Collect every line of the records below that contains the word "name".

DATASET EXCERPTS ▸
___

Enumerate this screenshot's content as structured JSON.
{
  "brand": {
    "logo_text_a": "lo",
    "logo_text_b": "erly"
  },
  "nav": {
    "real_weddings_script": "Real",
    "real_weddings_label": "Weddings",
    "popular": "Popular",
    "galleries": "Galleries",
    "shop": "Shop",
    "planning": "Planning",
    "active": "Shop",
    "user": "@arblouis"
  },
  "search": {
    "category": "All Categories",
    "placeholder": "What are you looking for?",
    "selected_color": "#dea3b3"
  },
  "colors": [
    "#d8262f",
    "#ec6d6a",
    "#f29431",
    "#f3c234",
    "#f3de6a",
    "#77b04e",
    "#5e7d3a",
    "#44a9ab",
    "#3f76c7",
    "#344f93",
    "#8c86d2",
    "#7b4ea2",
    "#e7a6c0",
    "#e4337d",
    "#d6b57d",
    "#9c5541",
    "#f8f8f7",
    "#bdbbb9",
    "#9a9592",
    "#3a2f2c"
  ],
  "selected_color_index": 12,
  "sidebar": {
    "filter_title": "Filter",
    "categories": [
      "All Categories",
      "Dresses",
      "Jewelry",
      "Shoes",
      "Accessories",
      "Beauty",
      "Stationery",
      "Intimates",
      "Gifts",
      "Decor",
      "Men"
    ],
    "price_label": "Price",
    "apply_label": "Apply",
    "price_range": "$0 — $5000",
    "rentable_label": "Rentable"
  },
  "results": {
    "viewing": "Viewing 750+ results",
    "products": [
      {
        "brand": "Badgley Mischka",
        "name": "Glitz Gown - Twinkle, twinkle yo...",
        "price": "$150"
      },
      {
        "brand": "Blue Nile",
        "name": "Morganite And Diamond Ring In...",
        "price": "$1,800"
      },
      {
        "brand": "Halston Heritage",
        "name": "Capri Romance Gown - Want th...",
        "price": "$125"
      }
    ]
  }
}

___

THE OUTPUT ▸
        "name": "Glitz Gown - Twinkle, twinkle yo...",
        "name": "Morganite And Diamond Ring In...",
        "name": "Capri Romance Gown - Want th...",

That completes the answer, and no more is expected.